» **Problem to solve**
In the entries below, find the lines with the word "многоквартирные" and copy them.

____ Data for this exercise

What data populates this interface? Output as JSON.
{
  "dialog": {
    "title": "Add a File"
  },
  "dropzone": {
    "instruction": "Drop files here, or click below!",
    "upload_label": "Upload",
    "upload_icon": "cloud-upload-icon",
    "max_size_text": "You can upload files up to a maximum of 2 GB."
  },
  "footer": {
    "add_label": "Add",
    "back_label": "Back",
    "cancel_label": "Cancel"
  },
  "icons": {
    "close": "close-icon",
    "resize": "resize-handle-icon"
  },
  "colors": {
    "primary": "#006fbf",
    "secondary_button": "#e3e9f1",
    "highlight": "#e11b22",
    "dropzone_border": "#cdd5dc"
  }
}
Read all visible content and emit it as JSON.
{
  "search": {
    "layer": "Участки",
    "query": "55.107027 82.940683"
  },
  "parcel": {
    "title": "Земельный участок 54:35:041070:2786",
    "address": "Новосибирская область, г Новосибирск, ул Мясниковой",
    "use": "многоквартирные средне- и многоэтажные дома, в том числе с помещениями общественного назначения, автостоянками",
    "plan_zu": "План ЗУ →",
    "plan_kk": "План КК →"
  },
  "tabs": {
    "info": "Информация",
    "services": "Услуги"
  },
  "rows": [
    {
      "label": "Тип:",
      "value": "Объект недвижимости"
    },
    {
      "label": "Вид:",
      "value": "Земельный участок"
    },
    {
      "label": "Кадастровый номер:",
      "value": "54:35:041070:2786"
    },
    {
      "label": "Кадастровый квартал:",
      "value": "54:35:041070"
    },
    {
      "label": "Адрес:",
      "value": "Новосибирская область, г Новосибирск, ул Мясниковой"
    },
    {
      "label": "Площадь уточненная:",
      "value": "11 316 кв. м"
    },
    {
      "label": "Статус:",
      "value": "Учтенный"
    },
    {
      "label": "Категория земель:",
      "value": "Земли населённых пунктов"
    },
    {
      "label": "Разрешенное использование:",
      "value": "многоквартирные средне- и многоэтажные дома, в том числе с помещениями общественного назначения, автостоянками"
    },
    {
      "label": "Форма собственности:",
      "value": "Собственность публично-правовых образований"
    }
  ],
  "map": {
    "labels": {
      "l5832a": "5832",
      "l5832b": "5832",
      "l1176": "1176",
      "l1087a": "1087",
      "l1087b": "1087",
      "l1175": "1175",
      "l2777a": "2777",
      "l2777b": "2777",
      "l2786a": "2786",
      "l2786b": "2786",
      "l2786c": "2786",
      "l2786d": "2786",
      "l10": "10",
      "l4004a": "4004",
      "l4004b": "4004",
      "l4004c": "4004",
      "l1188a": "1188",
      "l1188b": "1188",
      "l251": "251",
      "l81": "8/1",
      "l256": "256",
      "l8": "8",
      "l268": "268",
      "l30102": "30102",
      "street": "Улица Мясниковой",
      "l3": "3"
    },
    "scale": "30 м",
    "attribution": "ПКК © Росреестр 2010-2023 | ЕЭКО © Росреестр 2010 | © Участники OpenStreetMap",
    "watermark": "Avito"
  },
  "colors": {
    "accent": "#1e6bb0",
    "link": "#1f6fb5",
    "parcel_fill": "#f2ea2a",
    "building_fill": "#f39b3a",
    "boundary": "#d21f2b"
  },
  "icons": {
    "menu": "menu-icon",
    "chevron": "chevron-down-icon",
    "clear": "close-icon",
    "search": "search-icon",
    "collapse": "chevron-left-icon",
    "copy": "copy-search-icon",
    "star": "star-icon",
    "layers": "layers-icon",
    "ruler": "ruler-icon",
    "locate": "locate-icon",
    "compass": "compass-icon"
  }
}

________

» **Exercise solution**
    "use": "многоквартирные средне- и многоэтажные дома, в том числе с помещениями общественного назначения, автостоянками",
      "value": "многоквартирные средне- и многоэтажные дома, в том числе с помещениями общественного назначения, автостоянками"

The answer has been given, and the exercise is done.